Written task:
Return the complete listing that follows, with each line reproduced exactly.

Data supplied:
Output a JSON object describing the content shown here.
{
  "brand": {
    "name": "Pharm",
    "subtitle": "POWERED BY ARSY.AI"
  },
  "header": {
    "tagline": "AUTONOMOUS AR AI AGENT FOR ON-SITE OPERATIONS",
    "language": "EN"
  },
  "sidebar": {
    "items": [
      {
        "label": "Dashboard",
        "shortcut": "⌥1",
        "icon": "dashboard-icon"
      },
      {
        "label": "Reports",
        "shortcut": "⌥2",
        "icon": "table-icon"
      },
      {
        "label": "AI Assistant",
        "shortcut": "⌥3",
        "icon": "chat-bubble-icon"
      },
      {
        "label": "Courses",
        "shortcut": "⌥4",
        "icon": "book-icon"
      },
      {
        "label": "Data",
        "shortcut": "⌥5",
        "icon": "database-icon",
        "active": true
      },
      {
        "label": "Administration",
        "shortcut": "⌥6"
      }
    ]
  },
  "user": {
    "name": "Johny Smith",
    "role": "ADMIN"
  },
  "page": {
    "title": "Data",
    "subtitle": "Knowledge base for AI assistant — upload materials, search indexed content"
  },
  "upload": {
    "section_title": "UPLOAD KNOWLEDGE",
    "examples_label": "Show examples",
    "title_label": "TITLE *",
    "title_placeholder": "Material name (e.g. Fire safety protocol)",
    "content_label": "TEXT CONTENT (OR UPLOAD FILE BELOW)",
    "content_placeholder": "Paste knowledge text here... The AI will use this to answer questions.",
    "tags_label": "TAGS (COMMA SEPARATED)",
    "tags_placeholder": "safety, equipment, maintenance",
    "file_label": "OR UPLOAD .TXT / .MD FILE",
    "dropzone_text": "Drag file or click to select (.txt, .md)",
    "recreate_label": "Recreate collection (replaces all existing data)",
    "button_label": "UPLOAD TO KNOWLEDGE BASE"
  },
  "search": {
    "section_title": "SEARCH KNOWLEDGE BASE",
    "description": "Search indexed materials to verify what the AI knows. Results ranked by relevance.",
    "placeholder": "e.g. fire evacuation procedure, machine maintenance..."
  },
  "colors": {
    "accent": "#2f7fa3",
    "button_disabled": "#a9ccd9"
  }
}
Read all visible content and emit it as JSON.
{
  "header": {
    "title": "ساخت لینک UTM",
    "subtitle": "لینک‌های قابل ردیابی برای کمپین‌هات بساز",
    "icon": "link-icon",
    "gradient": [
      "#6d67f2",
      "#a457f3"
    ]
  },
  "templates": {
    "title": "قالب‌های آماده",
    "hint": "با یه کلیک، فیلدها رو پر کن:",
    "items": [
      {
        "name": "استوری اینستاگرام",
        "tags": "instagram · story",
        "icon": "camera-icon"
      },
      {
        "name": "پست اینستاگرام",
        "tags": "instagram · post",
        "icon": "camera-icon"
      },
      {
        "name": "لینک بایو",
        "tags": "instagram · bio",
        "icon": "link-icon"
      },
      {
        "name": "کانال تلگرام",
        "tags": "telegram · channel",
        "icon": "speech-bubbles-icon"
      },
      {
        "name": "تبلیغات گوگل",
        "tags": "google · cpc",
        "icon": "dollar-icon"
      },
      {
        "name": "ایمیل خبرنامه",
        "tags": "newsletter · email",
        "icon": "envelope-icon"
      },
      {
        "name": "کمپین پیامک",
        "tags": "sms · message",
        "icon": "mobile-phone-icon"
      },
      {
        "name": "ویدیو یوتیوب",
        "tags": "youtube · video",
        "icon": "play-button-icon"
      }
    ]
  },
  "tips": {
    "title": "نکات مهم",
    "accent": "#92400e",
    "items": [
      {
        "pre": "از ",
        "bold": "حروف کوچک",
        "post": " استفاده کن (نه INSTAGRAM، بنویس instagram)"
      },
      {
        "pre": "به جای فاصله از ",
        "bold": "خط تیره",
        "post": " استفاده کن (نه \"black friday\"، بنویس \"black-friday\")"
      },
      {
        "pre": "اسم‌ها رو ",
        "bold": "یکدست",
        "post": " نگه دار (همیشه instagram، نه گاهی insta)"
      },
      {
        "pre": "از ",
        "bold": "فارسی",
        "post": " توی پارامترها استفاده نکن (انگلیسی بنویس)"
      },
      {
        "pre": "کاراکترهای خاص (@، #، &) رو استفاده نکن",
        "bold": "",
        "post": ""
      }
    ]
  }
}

Answer for the task:
Output a JSON object describing the content shown here.
{
  "brand": {
    "name": "Pharm",
    "subtitle": "POWERED BY ARSY.AI"
  },
  "header": {
    "tagline": "AUTONOMOUS AR AI AGENT FOR ON-SITE OPERATIONS",
    "language": "EN"
  },
  "sidebar": {
    "items": [
      {
        "label": "Dashboard",
        "shortcut": "⌥1",
        "icon": "dashboard-icon"
      },
      {
        "label": "Reports",
        "shortcut": "⌥2",
        "icon": "table-icon"
      },
      {
        "label": "AI Assistant",
        "shortcut": "⌥3",
        "icon": "chat-bubble-icon"
      },
      {
        "label": "Courses",
        "shortcut": "⌥4",
        "icon": "book-icon"
      },
      {
        "label": "Data",
        "shortcut": "⌥5",
        "icon": "database-icon",
        "active": true
      },
      {
        "label": "Administration",
        "shortcut": "⌥6"
      }
    ]
  },
  "user": {
    "name": "Johny Smith",
    "role": "ADMIN"
  },
  "page": {
    "title": "Data",
    "subtitle": "Knowledge base for AI assistant — upload materials, search indexed content"
  },
  "upload": {
    "section_title": "UPLOAD KNOWLEDGE",
    "examples_label": "Show examples",
    "title_label": "TITLE *",
    "title_placeholder": "Material name (e.g. Fire safety protocol)",
    "content_label": "TEXT CONTENT (OR UPLOAD FILE BELOW)",
    "content_placeholder": "Paste knowledge text here... The AI will use this to answer questions.",
    "tags_label": "TAGS (COMMA SEPARATED)",
    "tags_placeholder": "safety, equipment, maintenance",
    "file_label": "OR UPLOAD .TXT / .MD FILE",
    "dropzone_text": "Drag file or click to select (.txt, .md)",
    "recreate_label": "Recreate collection (replaces all existing data)",
    "button_label": "UPLOAD TO KNOWLEDGE BASE"
  },
  "search": {
    "section_title": "SEARCH KNOWLEDGE BASE",
    "description": "Search indexed materials to verify what the AI knows. Results ranked by relevance.",
    "placeholder": "e.g. fire evacuation procedure, machine maintenance..."
  },
  "colors": {
    "accent": "#2f7fa3",
    "button_disabled": "#a9ccd9"
  }
}
Read all visible content and emit it as JSON.
{
  "header": {
    "title": "ساخت لینک UTM",
    "subtitle": "لینک‌های قابل ردیابی برای کمپین‌هات بساز",
    "icon": "link-icon",
    "gradient": [
      "#6d67f2",
      "#a457f3"
    ]
  },
  "templates": {
    "title": "قالب‌های آماده",
    "hint": "با یه کلیک، فیلدها رو پر کن:",
    "items": [
      {
        "name": "استوری اینستاگرام",
        "tags": "instagram · story",
        "icon": "camera-icon"
      },
      {
        "name": "پست اینستاگرام",
        "tags": "instagram · post",
        "icon": "camera-icon"
      },
      {
        "name": "لینک بایو",
        "tags": "instagram · bio",
        "icon": "link-icon"
      },
      {
        "name": "کانال تلگرام",
        "tags": "telegram · channel",
        "icon": "speech-bubbles-icon"
      },
      {
        "name": "تبلیغات گوگل",
        "tags": "google · cpc",
        "icon": "dollar-icon"
      },
      {
        "name": "ایمیل خبرنامه",
        "tags": "newsletter · email",
        "icon": "envelope-icon"
      },
      {
        "name": "کمپین پیامک",
        "tags": "sms · message",
        "icon": "mobile-phone-icon"
      },
      {
        "name": "ویدیو یوتیوب",
        "tags": "youtube · video",
        "icon": "play-button-icon"
      }
    ]
  },
  "tips": {
    "title": "نکات مهم",
    "accent": "#92400e",
    "items": [
      {
        "pre": "از ",
        "bold": "حروف کوچک",
        "post": " استفاده کن (نه INSTAGRAM، بنویس instagram)"
      },
      {
        "pre": "به جای فاصله از ",
        "bold": "خط تیره",
        "post": " استفاده کن (نه \"black friday\"، بنویس \"black-friday\")"
      },
      {
        "pre": "اسم‌ها رو ",
        "bold": "یکدست",
        "post": " نگه دار (همیشه instagram، نه گاهی insta)"
      },
      {
        "pre": "از ",
        "bold": "فارسی",
        "post": " توی پارامترها استفاده نکن (انگلیسی بنویس)"
      },
      {
        "pre": "کاراکترهای خاص (@، #، &) رو استفاده نکن",
        "bold": "",
        "post": ""
      }
    ]
  }
}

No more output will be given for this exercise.